(Written instruction):
Work out how many lines of the records hold the string "color", and reply with that number alone.

(Records shown):
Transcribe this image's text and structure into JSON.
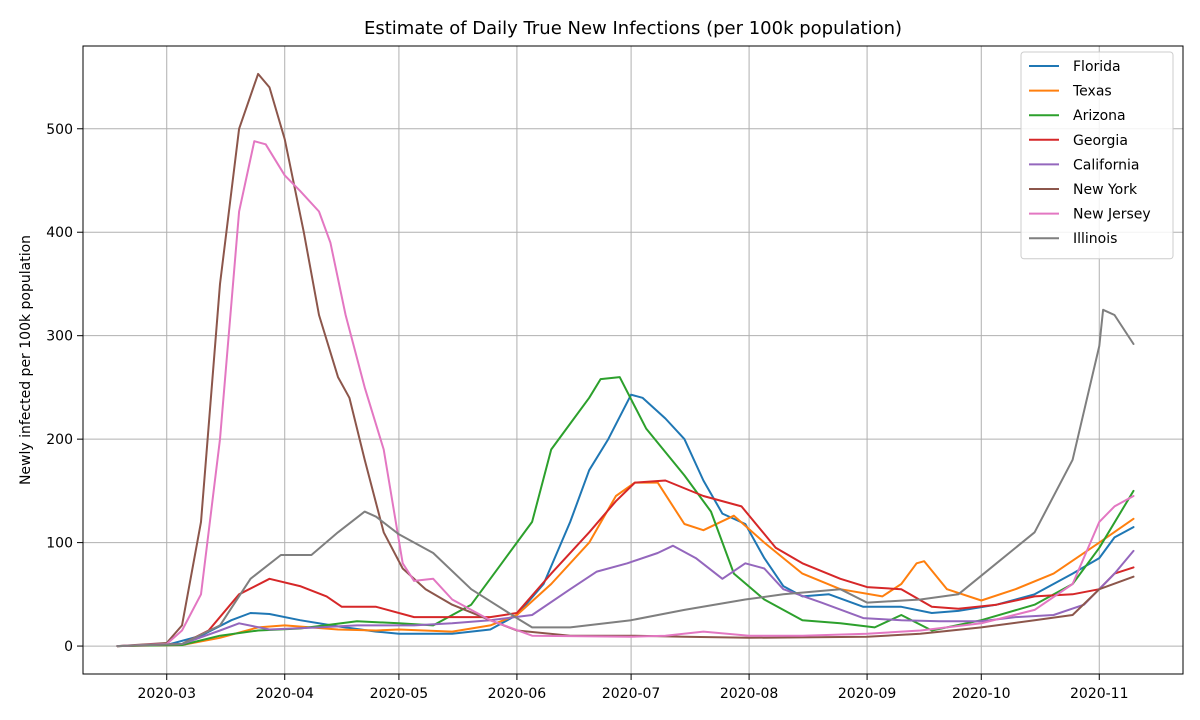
{
  "chart_data": {
    "type": "line",
    "title": "Estimate of Daily True New Infections (per 100k population)",
    "xlabel": "",
    "ylabel": "Newly infected per 100k population",
    "x_range": [
      "2020-02-08",
      "2020-11-23"
    ],
    "ylim": [
      -27,
      580
    ],
    "x_ticks": [
      "2020-03",
      "2020-04",
      "2020-05",
      "2020-06",
      "2020-07",
      "2020-08",
      "2020-09",
      "2020-10",
      "2020-11"
    ],
    "y_ticks": [
      0,
      100,
      200,
      300,
      400,
      500
    ],
    "grid": true,
    "legend_position": "top-right",
    "series": [
      {
        "name": "Florida",
        "color": "#1f77b4",
        "points": [
          [
            "2020-02-17",
            0
          ],
          [
            "2020-03-01",
            1
          ],
          [
            "2020-03-10",
            10
          ],
          [
            "2020-03-18",
            25
          ],
          [
            "2020-03-23",
            32
          ],
          [
            "2020-03-28",
            31
          ],
          [
            "2020-04-05",
            25
          ],
          [
            "2020-04-15",
            19
          ],
          [
            "2020-04-25",
            14
          ],
          [
            "2020-05-01",
            12
          ],
          [
            "2020-05-15",
            12
          ],
          [
            "2020-05-25",
            16
          ],
          [
            "2020-06-01",
            30
          ],
          [
            "2020-06-08",
            60
          ],
          [
            "2020-06-15",
            120
          ],
          [
            "2020-06-20",
            170
          ],
          [
            "2020-06-25",
            200
          ],
          [
            "2020-07-01",
            243
          ],
          [
            "2020-07-04",
            240
          ],
          [
            "2020-07-10",
            220
          ],
          [
            "2020-07-15",
            200
          ],
          [
            "2020-07-20",
            160
          ],
          [
            "2020-07-25",
            128
          ],
          [
            "2020-07-31",
            118
          ],
          [
            "2020-08-05",
            85
          ],
          [
            "2020-08-10",
            58
          ],
          [
            "2020-08-15",
            48
          ],
          [
            "2020-08-22",
            50
          ],
          [
            "2020-08-31",
            38
          ],
          [
            "2020-09-10",
            38
          ],
          [
            "2020-09-18",
            32
          ],
          [
            "2020-09-25",
            34
          ],
          [
            "2020-10-05",
            40
          ],
          [
            "2020-10-15",
            50
          ],
          [
            "2020-10-25",
            70
          ],
          [
            "2020-11-01",
            85
          ],
          [
            "2020-11-05",
            105
          ],
          [
            "2020-11-10",
            115
          ]
        ]
      },
      {
        "name": "Texas",
        "color": "#ff7f0e",
        "points": [
          [
            "2020-02-17",
            0
          ],
          [
            "2020-03-05",
            1
          ],
          [
            "2020-03-15",
            8
          ],
          [
            "2020-03-25",
            18
          ],
          [
            "2020-04-01",
            20
          ],
          [
            "2020-04-15",
            16
          ],
          [
            "2020-04-25",
            15
          ],
          [
            "2020-05-01",
            16
          ],
          [
            "2020-05-15",
            14
          ],
          [
            "2020-05-25",
            20
          ],
          [
            "2020-06-01",
            30
          ],
          [
            "2020-06-10",
            60
          ],
          [
            "2020-06-20",
            100
          ],
          [
            "2020-06-27",
            145
          ],
          [
            "2020-07-02",
            158
          ],
          [
            "2020-07-08",
            158
          ],
          [
            "2020-07-15",
            118
          ],
          [
            "2020-07-20",
            112
          ],
          [
            "2020-07-28",
            126
          ],
          [
            "2020-08-05",
            100
          ],
          [
            "2020-08-15",
            70
          ],
          [
            "2020-08-25",
            55
          ],
          [
            "2020-09-05",
            48
          ],
          [
            "2020-09-10",
            60
          ],
          [
            "2020-09-14",
            80
          ],
          [
            "2020-09-16",
            82
          ],
          [
            "2020-09-22",
            55
          ],
          [
            "2020-10-01",
            44
          ],
          [
            "2020-10-10",
            55
          ],
          [
            "2020-10-20",
            70
          ],
          [
            "2020-11-01",
            100
          ],
          [
            "2020-11-10",
            123
          ]
        ]
      },
      {
        "name": "Arizona",
        "color": "#2ca02c",
        "points": [
          [
            "2020-02-17",
            0
          ],
          [
            "2020-03-05",
            1
          ],
          [
            "2020-03-15",
            10
          ],
          [
            "2020-03-25",
            15
          ],
          [
            "2020-04-05",
            17
          ],
          [
            "2020-04-20",
            24
          ],
          [
            "2020-05-01",
            22
          ],
          [
            "2020-05-10",
            20
          ],
          [
            "2020-05-20",
            40
          ],
          [
            "2020-05-28",
            80
          ],
          [
            "2020-06-05",
            120
          ],
          [
            "2020-06-10",
            190
          ],
          [
            "2020-06-15",
            215
          ],
          [
            "2020-06-20",
            240
          ],
          [
            "2020-06-23",
            258
          ],
          [
            "2020-06-28",
            260
          ],
          [
            "2020-07-05",
            210
          ],
          [
            "2020-07-15",
            165
          ],
          [
            "2020-07-22",
            130
          ],
          [
            "2020-07-28",
            70
          ],
          [
            "2020-08-05",
            45
          ],
          [
            "2020-08-15",
            25
          ],
          [
            "2020-08-25",
            22
          ],
          [
            "2020-09-03",
            18
          ],
          [
            "2020-09-10",
            30
          ],
          [
            "2020-09-18",
            15
          ],
          [
            "2020-10-01",
            25
          ],
          [
            "2020-10-15",
            40
          ],
          [
            "2020-10-25",
            60
          ],
          [
            "2020-11-01",
            95
          ],
          [
            "2020-11-10",
            150
          ]
        ]
      },
      {
        "name": "Georgia",
        "color": "#d62728",
        "points": [
          [
            "2020-02-17",
            0
          ],
          [
            "2020-03-05",
            2
          ],
          [
            "2020-03-12",
            15
          ],
          [
            "2020-03-20",
            50
          ],
          [
            "2020-03-28",
            65
          ],
          [
            "2020-04-05",
            58
          ],
          [
            "2020-04-12",
            48
          ],
          [
            "2020-04-16",
            38
          ],
          [
            "2020-04-25",
            38
          ],
          [
            "2020-05-05",
            28
          ],
          [
            "2020-05-15",
            28
          ],
          [
            "2020-05-25",
            28
          ],
          [
            "2020-06-01",
            32
          ],
          [
            "2020-06-10",
            70
          ],
          [
            "2020-06-20",
            110
          ],
          [
            "2020-06-27",
            140
          ],
          [
            "2020-07-02",
            158
          ],
          [
            "2020-07-10",
            160
          ],
          [
            "2020-07-20",
            145
          ],
          [
            "2020-07-30",
            135
          ],
          [
            "2020-08-08",
            95
          ],
          [
            "2020-08-15",
            80
          ],
          [
            "2020-08-25",
            65
          ],
          [
            "2020-09-01",
            57
          ],
          [
            "2020-09-10",
            55
          ],
          [
            "2020-09-18",
            38
          ],
          [
            "2020-09-25",
            36
          ],
          [
            "2020-10-05",
            40
          ],
          [
            "2020-10-15",
            48
          ],
          [
            "2020-10-25",
            50
          ],
          [
            "2020-11-01",
            55
          ],
          [
            "2020-11-05",
            70
          ],
          [
            "2020-11-10",
            76
          ]
        ]
      },
      {
        "name": "California",
        "color": "#9467bd",
        "points": [
          [
            "2020-02-17",
            0
          ],
          [
            "2020-03-05",
            2
          ],
          [
            "2020-03-15",
            15
          ],
          [
            "2020-03-20",
            22
          ],
          [
            "2020-03-28",
            16
          ],
          [
            "2020-04-10",
            18
          ],
          [
            "2020-04-20",
            20
          ],
          [
            "2020-05-05",
            20
          ],
          [
            "2020-05-15",
            22
          ],
          [
            "2020-05-25",
            25
          ],
          [
            "2020-06-05",
            30
          ],
          [
            "2020-06-15",
            55
          ],
          [
            "2020-06-22",
            72
          ],
          [
            "2020-06-30",
            80
          ],
          [
            "2020-07-08",
            90
          ],
          [
            "2020-07-12",
            97
          ],
          [
            "2020-07-18",
            85
          ],
          [
            "2020-07-25",
            65
          ],
          [
            "2020-07-31",
            80
          ],
          [
            "2020-08-05",
            75
          ],
          [
            "2020-08-10",
            55
          ],
          [
            "2020-08-20",
            42
          ],
          [
            "2020-08-31",
            27
          ],
          [
            "2020-09-10",
            25
          ],
          [
            "2020-09-20",
            24
          ],
          [
            "2020-10-01",
            24
          ],
          [
            "2020-10-10",
            28
          ],
          [
            "2020-10-20",
            30
          ],
          [
            "2020-10-28",
            40
          ],
          [
            "2020-11-05",
            70
          ],
          [
            "2020-11-10",
            92
          ]
        ]
      },
      {
        "name": "New York",
        "color": "#8c564b",
        "points": [
          [
            "2020-02-17",
            0
          ],
          [
            "2020-03-01",
            3
          ],
          [
            "2020-03-05",
            20
          ],
          [
            "2020-03-10",
            120
          ],
          [
            "2020-03-15",
            350
          ],
          [
            "2020-03-20",
            500
          ],
          [
            "2020-03-25",
            553
          ],
          [
            "2020-03-28",
            540
          ],
          [
            "2020-04-01",
            490
          ],
          [
            "2020-04-06",
            400
          ],
          [
            "2020-04-10",
            320
          ],
          [
            "2020-04-15",
            260
          ],
          [
            "2020-04-18",
            240
          ],
          [
            "2020-04-22",
            180
          ],
          [
            "2020-04-27",
            110
          ],
          [
            "2020-05-02",
            75
          ],
          [
            "2020-05-08",
            55
          ],
          [
            "2020-05-15",
            40
          ],
          [
            "2020-05-25",
            25
          ],
          [
            "2020-06-01",
            15
          ],
          [
            "2020-06-15",
            10
          ],
          [
            "2020-07-01",
            10
          ],
          [
            "2020-07-15",
            9
          ],
          [
            "2020-08-01",
            8
          ],
          [
            "2020-09-01",
            9
          ],
          [
            "2020-09-15",
            12
          ],
          [
            "2020-10-01",
            18
          ],
          [
            "2020-10-15",
            25
          ],
          [
            "2020-10-25",
            30
          ],
          [
            "2020-11-01",
            55
          ],
          [
            "2020-11-10",
            67
          ]
        ]
      },
      {
        "name": "New Jersey",
        "color": "#e377c2",
        "points": [
          [
            "2020-02-17",
            0
          ],
          [
            "2020-03-01",
            2
          ],
          [
            "2020-03-05",
            15
          ],
          [
            "2020-03-10",
            50
          ],
          [
            "2020-03-15",
            200
          ],
          [
            "2020-03-20",
            420
          ],
          [
            "2020-03-24",
            488
          ],
          [
            "2020-03-27",
            485
          ],
          [
            "2020-04-01",
            455
          ],
          [
            "2020-04-05",
            440
          ],
          [
            "2020-04-10",
            420
          ],
          [
            "2020-04-13",
            390
          ],
          [
            "2020-04-17",
            320
          ],
          [
            "2020-04-22",
            250
          ],
          [
            "2020-04-27",
            190
          ],
          [
            "2020-05-02",
            80
          ],
          [
            "2020-05-05",
            63
          ],
          [
            "2020-05-10",
            65
          ],
          [
            "2020-05-15",
            45
          ],
          [
            "2020-05-25",
            25
          ],
          [
            "2020-06-05",
            10
          ],
          [
            "2020-07-01",
            9
          ],
          [
            "2020-07-10",
            10
          ],
          [
            "2020-07-20",
            14
          ],
          [
            "2020-08-01",
            10
          ],
          [
            "2020-08-15",
            10
          ],
          [
            "2020-09-01",
            12
          ],
          [
            "2020-09-15",
            15
          ],
          [
            "2020-10-01",
            22
          ],
          [
            "2020-10-15",
            35
          ],
          [
            "2020-10-25",
            60
          ],
          [
            "2020-11-01",
            120
          ],
          [
            "2020-11-05",
            135
          ],
          [
            "2020-11-10",
            145
          ]
        ]
      },
      {
        "name": "Illinois",
        "color": "#7f7f7f",
        "points": [
          [
            "2020-02-17",
            0
          ],
          [
            "2020-03-05",
            2
          ],
          [
            "2020-03-15",
            20
          ],
          [
            "2020-03-23",
            65
          ],
          [
            "2020-03-31",
            88
          ],
          [
            "2020-04-08",
            88
          ],
          [
            "2020-04-15",
            110
          ],
          [
            "2020-04-22",
            130
          ],
          [
            "2020-04-25",
            125
          ],
          [
            "2020-05-01",
            108
          ],
          [
            "2020-05-10",
            90
          ],
          [
            "2020-05-20",
            55
          ],
          [
            "2020-06-01",
            27
          ],
          [
            "2020-06-05",
            18
          ],
          [
            "2020-06-15",
            18
          ],
          [
            "2020-07-01",
            25
          ],
          [
            "2020-07-15",
            35
          ],
          [
            "2020-07-31",
            45
          ],
          [
            "2020-08-10",
            50
          ],
          [
            "2020-08-25",
            55
          ],
          [
            "2020-09-01",
            42
          ],
          [
            "2020-09-15",
            45
          ],
          [
            "2020-09-25",
            50
          ],
          [
            "2020-10-05",
            80
          ],
          [
            "2020-10-15",
            110
          ],
          [
            "2020-10-25",
            180
          ],
          [
            "2020-11-01",
            290
          ],
          [
            "2020-11-02",
            325
          ],
          [
            "2020-11-05",
            320
          ],
          [
            "2020-11-10",
            292
          ]
        ]
      }
    ]
  }
}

(Solution):
8